RECORDS FOR THIS EXERCISE ->
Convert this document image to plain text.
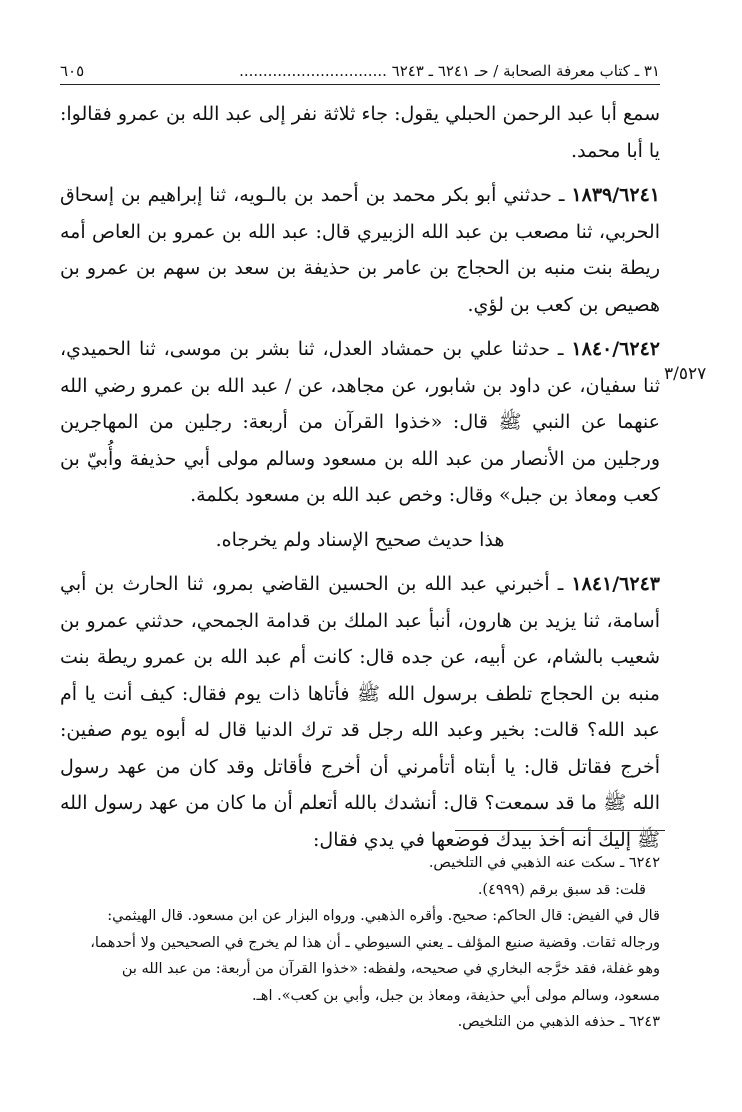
٣١ ـ كتاب معرفة الصحابة / حـ ٦٢٤١ ـ ٦٢٤٣ ...............................
٦٠٥
٣/٥٢٧

سمع أبا عبد الرحمن الحبلي يقول: جاء ثلاثة نفر إلى عبد الله بن عمرو فقالوا: يا أبا محمد.

١٨٣٩/٦٢٤١ ـ حدثني أبو بكر محمد بن أحمد بن بالـويه، ثنا إبراهيم بن إسحاق الحربي، ثنا مصعب بن عبد الله الزبيري قال: عبد الله بن عمرو بن العاص أمه ريطة بنت منبه بن الحجاج بن عامر بن حذيفة بن سعد بن سهم بن عمرو بن هصيص بن كعب بن لؤي.

١٨٤٠/٦٢٤٢ ـ حدثنا علي بن حمشاد العدل، ثنا بشر بن موسى، ثنا الحميدي، ثنا سفيان، عن داود بن شابور، عن مجاهد، عن / عبد الله بن عمرو رضي الله عنهما عن النبي ﷺ قال: «خذوا القرآن من أربعة: رجلين من المهاجرين ورجلين من الأنصار من عبد الله بن مسعود وسالم مولى أبي حذيفة وأُبيّ بن كعب ومعاذ بن جبل» وقال: وخص عبد الله بن مسعود بكلمة.

هذا حديث صحيح الإسناد ولم يخرجاه.

١٨٤١/٦٢٤٣ ـ أخبرني عبد الله بن الحسين القاضي بمرو، ثنا الحارث بن أبي أسامة، ثنا يزيد بن هارون، أنبأ عبد الملك بن قدامة الجمحي، حدثني عمرو بن شعيب بالشام، عن أبيه، عن جده قال: كانت أم عبد الله بن عمرو ريطة بنت منبه بن الحجاج تلطف برسول الله ﷺ فأتاها ذات يوم فقال: كيف أنت يا أم عبد الله؟ قالت: بخير وعبد الله رجل قد ترك الدنيا قال له أبوه يوم صفين: أخرج فقاتل قال: يا أبتاه أتأمرني أن أخرج فأقاتل وقد كان من عهد رسول الله ﷺ ما قد سمعت؟ قال: أنشدك بالله أتعلم أن ما كان من عهد رسول الله ﷺ إليك أنه أخذ بيدك فوضعها في يدي فقال:

٦٢٤٢ ـ سكت عنه الذهبي في التلخيص.

قلت: قد سبق برقم (٤٩٩٩).

قال في الفيض: قال الحاكم: صحيح. وأقره الذهبي. ورواه البزار عن ابن مسعود. قال الهيثمي:

ورجاله ثقات. وقضية صنيع المؤلف ـ يعني السيوطي ـ أن هذا لم يخرج في الصحيحين ولا أحدهما،

وهو غفلة، فقد خرَّجه البخاري في صحيحه، ولفظه: «خذوا القرآن من أربعة: من عبد الله بن

مسعود، وسالم مولى أبي حذيفة، ومعاذ بن جبل، وأبي بن كعب». اهـ.

٦٢٤٣ ـ حذفه الذهبي من التلخيص.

OBJECTIVE -> Leave out the pictures and copy the rest of the material above exactly.

COMPLETE ANSWER ->
Convert this document image to plain text.
٣١ ـ كتاب معرفة الصحابة / حـ ٦٢٤١ ـ ٦٢٤٣ ...............................
٦٠٥
٣/٥٢٧

سمع أبا عبد الرحمن الحبلي يقول: جاء ثلاثة نفر إلى عبد الله بن عمرو فقالوا: يا أبا محمد.

١٨٣٩/٦٢٤١ ـ حدثني أبو بكر محمد بن أحمد بن بالـويه، ثنا إبراهيم بن إسحاق الحربي، ثنا مصعب بن عبد الله الزبيري قال: عبد الله بن عمرو بن العاص أمه ريطة بنت منبه بن الحجاج بن عامر بن حذيفة بن سعد بن سهم بن عمرو بن هصيص بن كعب بن لؤي.

١٨٤٠/٦٢٤٢ ـ حدثنا علي بن حمشاد العدل، ثنا بشر بن موسى، ثنا الحميدي، ثنا سفيان، عن داود بن شابور، عن مجاهد، عن / عبد الله بن عمرو رضي الله عنهما عن النبي ﷺ قال: «خذوا القرآن من أربعة: رجلين من المهاجرين ورجلين من الأنصار من عبد الله بن مسعود وسالم مولى أبي حذيفة وأُبيّ بن كعب ومعاذ بن جبل» وقال: وخص عبد الله بن مسعود بكلمة.

هذا حديث صحيح الإسناد ولم يخرجاه.

١٨٤١/٦٢٤٣ ـ أخبرني عبد الله بن الحسين القاضي بمرو، ثنا الحارث بن أبي أسامة، ثنا يزيد بن هارون، أنبأ عبد الملك بن قدامة الجمحي، حدثني عمرو بن شعيب بالشام، عن أبيه، عن جده قال: كانت أم عبد الله بن عمرو ريطة بنت منبه بن الحجاج تلطف برسول الله ﷺ فأتاها ذات يوم فقال: كيف أنت يا أم عبد الله؟ قالت: بخير وعبد الله رجل قد ترك الدنيا قال له أبوه يوم صفين: أخرج فقاتل قال: يا أبتاه أتأمرني أن أخرج فأقاتل وقد كان من عهد رسول الله ﷺ ما قد سمعت؟ قال: أنشدك بالله أتعلم أن ما كان من عهد رسول الله ﷺ إليك أنه أخذ بيدك فوضعها في يدي فقال:

٦٢٤٢ ـ سكت عنه الذهبي في التلخيص.

قلت: قد سبق برقم (٤٩٩٩).

قال في الفيض: قال الحاكم: صحيح. وأقره الذهبي. ورواه البزار عن ابن مسعود. قال الهيثمي:

ورجاله ثقات. وقضية صنيع المؤلف ـ يعني السيوطي ـ أن هذا لم يخرج في الصحيحين ولا أحدهما،

وهو غفلة، فقد خرَّجه البخاري في صحيحه، ولفظه: «خذوا القرآن من أربعة: من عبد الله بن

مسعود، وسالم مولى أبي حذيفة، ومعاذ بن جبل، وأبي بن كعب». اهـ.

٦٢٤٣ ـ حذفه الذهبي من التلخيص.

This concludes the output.